What you are asked to do >> All of the data should be output character for character, except the pictures.

---+---

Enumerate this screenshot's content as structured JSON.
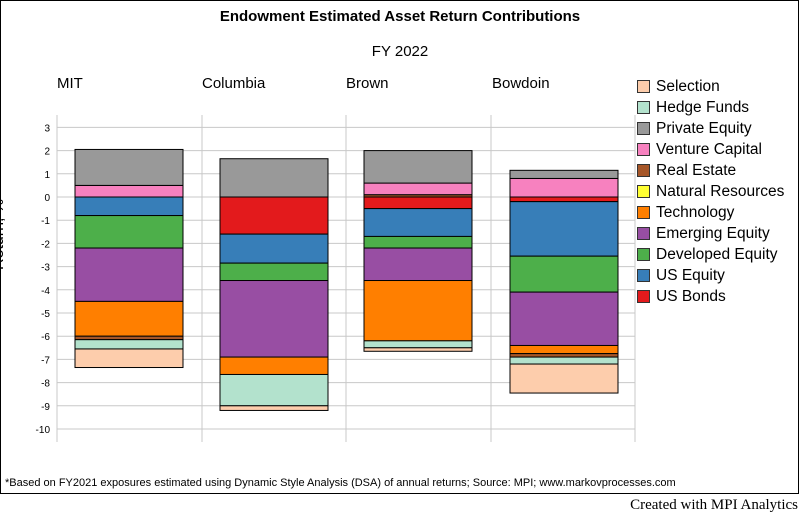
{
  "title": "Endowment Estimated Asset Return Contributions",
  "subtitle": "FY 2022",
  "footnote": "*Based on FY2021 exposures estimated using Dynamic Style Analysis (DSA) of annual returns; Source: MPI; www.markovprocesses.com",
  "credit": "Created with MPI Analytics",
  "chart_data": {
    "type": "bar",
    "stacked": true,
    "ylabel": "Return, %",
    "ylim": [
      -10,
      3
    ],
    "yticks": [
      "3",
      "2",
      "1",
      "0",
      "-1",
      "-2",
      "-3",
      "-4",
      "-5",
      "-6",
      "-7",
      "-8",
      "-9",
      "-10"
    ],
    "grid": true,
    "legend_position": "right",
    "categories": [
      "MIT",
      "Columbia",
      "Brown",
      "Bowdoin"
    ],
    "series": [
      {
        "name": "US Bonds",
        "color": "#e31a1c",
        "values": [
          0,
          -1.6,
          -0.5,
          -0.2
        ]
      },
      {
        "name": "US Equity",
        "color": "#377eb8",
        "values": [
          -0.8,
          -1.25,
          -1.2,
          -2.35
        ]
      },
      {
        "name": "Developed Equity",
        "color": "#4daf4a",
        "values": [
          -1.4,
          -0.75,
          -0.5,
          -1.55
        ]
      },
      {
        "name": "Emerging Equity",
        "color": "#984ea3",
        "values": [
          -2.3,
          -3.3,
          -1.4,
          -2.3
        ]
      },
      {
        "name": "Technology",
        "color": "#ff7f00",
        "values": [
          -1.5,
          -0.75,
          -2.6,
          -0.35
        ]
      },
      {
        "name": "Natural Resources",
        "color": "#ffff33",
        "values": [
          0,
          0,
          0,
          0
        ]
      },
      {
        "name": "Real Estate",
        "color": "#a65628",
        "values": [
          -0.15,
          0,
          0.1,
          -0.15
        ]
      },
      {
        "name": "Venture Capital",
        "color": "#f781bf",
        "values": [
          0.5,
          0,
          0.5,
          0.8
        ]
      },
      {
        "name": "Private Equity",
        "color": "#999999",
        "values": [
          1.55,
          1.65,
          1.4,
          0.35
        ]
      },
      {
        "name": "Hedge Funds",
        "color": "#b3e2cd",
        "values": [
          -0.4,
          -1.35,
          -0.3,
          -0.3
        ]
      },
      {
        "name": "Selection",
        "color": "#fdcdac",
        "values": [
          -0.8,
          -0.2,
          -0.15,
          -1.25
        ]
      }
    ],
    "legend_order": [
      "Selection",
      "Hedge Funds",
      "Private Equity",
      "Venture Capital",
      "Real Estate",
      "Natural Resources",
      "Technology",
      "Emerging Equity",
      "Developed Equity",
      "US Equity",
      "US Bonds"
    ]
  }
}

---+---

Solution for this exercise >>
Enumerate this screenshot's content as structured JSON.
{
  "title": "Endowment Estimated Asset Return Contributions",
  "subtitle": "FY 2022",
  "footnote": "*Based on FY2021 exposures estimated using Dynamic Style Analysis (DSA) of annual returns; Source: MPI; www.markovprocesses.com",
  "credit": "Created with MPI Analytics",
  "chart_data": {
    "type": "bar",
    "stacked": true,
    "ylabel": "Return, %",
    "ylim": [
      -10,
      3
    ],
    "yticks": [
      "3",
      "2",
      "1",
      "0",
      "-1",
      "-2",
      "-3",
      "-4",
      "-5",
      "-6",
      "-7",
      "-8",
      "-9",
      "-10"
    ],
    "grid": true,
    "legend_position": "right",
    "categories": [
      "MIT",
      "Columbia",
      "Brown",
      "Bowdoin"
    ],
    "series": [
      {
        "name": "US Bonds",
        "color": "#e31a1c",
        "values": [
          0,
          -1.6,
          -0.5,
          -0.2
        ]
      },
      {
        "name": "US Equity",
        "color": "#377eb8",
        "values": [
          -0.8,
          -1.25,
          -1.2,
          -2.35
        ]
      },
      {
        "name": "Developed Equity",
        "color": "#4daf4a",
        "values": [
          -1.4,
          -0.75,
          -0.5,
          -1.55
        ]
      },
      {
        "name": "Emerging Equity",
        "color": "#984ea3",
        "values": [
          -2.3,
          -3.3,
          -1.4,
          -2.3
        ]
      },
      {
        "name": "Technology",
        "color": "#ff7f00",
        "values": [
          -1.5,
          -0.75,
          -2.6,
          -0.35
        ]
      },
      {
        "name": "Natural Resources",
        "color": "#ffff33",
        "values": [
          0,
          0,
          0,
          0
        ]
      },
      {
        "name": "Real Estate",
        "color": "#a65628",
        "values": [
          -0.15,
          0,
          0.1,
          -0.15
        ]
      },
      {
        "name": "Venture Capital",
        "color": "#f781bf",
        "values": [
          0.5,
          0,
          0.5,
          0.8
        ]
      },
      {
        "name": "Private Equity",
        "color": "#999999",
        "values": [
          1.55,
          1.65,
          1.4,
          0.35
        ]
      },
      {
        "name": "Hedge Funds",
        "color": "#b3e2cd",
        "values": [
          -0.4,
          -1.35,
          -0.3,
          -0.3
        ]
      },
      {
        "name": "Selection",
        "color": "#fdcdac",
        "values": [
          -0.8,
          -0.2,
          -0.15,
          -1.25
        ]
      }
    ],
    "legend_order": [
      "Selection",
      "Hedge Funds",
      "Private Equity",
      "Venture Capital",
      "Real Estate",
      "Natural Resources",
      "Technology",
      "Emerging Equity",
      "Developed Equity",
      "US Equity",
      "US Bonds"
    ]
  }
}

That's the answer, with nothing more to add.